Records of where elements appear
———
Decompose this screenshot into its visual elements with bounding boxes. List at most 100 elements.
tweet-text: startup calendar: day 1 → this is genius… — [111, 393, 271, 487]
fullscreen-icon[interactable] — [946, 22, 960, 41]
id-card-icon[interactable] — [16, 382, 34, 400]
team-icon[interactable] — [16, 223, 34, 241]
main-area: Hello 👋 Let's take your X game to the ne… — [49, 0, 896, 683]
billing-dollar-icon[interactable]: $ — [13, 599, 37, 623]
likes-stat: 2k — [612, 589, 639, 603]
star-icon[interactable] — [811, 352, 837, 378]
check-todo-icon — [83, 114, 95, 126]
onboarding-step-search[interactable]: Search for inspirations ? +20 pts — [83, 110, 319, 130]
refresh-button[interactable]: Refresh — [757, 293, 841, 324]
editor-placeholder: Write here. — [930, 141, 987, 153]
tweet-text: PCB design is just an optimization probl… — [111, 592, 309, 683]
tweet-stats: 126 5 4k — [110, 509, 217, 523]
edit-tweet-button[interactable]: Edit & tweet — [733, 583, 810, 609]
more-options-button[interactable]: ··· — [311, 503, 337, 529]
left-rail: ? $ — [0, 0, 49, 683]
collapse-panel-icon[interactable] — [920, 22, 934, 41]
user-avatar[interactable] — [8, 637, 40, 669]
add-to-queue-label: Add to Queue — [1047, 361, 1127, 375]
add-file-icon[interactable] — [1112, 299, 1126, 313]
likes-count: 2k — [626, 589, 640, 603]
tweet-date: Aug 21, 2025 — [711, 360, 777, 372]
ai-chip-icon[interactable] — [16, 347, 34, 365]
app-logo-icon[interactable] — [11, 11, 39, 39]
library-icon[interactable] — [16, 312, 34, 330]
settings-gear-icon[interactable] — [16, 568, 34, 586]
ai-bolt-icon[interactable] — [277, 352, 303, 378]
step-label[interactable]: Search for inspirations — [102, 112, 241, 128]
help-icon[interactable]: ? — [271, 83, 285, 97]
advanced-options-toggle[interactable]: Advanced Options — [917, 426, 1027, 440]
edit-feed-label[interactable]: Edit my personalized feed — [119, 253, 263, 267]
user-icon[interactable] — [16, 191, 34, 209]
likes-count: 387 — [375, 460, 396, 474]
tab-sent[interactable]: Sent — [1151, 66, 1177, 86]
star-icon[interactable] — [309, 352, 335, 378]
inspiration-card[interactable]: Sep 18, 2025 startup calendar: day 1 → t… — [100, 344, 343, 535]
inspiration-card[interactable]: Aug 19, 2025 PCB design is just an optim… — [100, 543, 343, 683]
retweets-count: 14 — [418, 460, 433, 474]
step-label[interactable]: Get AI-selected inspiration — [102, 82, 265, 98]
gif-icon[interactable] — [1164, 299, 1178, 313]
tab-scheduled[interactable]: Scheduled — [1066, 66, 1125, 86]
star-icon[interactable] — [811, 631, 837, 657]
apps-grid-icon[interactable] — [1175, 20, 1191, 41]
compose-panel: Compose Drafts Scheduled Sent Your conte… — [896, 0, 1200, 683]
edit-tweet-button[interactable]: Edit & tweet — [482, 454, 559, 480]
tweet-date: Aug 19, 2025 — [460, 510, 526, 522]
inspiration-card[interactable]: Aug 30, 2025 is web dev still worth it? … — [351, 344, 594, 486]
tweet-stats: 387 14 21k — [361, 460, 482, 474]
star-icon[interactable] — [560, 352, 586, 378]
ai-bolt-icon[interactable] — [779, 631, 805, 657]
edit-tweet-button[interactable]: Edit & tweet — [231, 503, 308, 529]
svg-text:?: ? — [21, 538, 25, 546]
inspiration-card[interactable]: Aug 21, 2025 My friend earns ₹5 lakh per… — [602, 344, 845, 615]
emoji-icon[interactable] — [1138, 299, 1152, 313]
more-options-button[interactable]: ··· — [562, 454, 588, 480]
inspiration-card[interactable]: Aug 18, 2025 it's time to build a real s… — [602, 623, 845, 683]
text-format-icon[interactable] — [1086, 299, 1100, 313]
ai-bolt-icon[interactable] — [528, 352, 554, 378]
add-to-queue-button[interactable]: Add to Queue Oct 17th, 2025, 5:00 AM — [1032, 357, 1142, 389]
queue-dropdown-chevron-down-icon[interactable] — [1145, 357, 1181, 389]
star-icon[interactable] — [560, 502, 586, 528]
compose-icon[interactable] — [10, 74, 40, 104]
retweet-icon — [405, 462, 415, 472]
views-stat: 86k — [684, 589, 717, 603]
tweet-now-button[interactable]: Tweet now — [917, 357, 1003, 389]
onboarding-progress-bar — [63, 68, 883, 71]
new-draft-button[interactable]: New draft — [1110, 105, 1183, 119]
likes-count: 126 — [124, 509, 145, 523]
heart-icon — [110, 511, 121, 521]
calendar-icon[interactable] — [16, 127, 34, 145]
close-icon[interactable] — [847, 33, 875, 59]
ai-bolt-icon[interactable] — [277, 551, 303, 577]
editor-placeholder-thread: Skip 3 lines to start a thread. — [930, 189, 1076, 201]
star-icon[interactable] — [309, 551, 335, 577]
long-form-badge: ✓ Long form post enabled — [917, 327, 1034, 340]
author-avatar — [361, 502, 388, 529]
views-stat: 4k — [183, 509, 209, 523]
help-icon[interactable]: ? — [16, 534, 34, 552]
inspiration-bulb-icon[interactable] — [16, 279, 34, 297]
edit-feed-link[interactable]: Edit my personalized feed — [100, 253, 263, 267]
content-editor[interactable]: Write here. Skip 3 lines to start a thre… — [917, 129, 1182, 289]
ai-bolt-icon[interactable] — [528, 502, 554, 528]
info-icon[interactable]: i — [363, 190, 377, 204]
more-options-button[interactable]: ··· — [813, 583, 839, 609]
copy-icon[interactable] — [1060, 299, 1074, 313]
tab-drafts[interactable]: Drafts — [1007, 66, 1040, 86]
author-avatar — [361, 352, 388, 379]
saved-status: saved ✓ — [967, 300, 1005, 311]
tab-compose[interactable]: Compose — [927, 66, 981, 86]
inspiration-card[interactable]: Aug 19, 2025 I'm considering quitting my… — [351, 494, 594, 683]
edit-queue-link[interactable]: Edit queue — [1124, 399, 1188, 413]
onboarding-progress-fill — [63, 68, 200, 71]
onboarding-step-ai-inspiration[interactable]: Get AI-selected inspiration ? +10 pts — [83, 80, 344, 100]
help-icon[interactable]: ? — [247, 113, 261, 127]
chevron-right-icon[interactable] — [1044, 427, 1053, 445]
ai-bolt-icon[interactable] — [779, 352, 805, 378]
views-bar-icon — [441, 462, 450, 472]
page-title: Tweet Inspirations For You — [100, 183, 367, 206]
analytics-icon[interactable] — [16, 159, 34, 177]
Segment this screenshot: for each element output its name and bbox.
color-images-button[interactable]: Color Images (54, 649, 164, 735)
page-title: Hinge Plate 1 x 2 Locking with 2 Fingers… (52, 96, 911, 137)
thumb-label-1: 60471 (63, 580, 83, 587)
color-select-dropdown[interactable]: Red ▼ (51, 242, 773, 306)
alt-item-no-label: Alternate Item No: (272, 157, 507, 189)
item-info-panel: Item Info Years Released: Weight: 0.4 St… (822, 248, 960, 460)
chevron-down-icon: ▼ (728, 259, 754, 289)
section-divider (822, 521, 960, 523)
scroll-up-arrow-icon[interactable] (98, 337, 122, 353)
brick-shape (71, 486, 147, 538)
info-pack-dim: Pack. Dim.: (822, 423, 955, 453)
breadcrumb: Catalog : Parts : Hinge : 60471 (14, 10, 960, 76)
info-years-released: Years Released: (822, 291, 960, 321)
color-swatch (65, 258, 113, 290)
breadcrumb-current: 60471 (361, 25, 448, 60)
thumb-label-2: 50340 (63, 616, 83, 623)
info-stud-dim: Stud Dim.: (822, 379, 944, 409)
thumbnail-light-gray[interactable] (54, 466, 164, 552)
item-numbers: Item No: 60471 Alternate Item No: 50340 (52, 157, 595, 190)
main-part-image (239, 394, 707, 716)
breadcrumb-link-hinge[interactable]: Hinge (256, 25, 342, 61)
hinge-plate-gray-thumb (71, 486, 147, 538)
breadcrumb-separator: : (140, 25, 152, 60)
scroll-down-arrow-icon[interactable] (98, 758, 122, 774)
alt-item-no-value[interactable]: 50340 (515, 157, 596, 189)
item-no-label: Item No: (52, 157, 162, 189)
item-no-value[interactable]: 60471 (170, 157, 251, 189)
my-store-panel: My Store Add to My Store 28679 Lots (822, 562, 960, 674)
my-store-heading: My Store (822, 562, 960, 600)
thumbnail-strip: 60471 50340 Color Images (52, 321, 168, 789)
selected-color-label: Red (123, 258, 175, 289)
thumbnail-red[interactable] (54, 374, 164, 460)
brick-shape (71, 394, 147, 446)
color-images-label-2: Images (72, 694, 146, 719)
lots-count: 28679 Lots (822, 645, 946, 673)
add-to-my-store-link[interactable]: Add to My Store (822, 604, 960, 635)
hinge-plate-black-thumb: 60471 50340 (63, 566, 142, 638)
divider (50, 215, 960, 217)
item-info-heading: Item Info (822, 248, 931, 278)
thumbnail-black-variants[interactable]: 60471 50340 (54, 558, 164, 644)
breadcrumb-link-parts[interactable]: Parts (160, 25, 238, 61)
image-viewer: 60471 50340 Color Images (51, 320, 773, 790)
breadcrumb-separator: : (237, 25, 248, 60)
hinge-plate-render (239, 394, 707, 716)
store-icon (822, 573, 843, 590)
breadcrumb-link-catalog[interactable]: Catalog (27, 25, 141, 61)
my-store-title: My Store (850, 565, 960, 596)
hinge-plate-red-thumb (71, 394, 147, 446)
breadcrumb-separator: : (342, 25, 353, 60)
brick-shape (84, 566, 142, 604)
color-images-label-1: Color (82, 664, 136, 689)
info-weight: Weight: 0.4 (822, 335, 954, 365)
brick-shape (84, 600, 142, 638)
———
Count the lines in the records above that contain the string "Drafts", matching case exactly. Give only the number.

2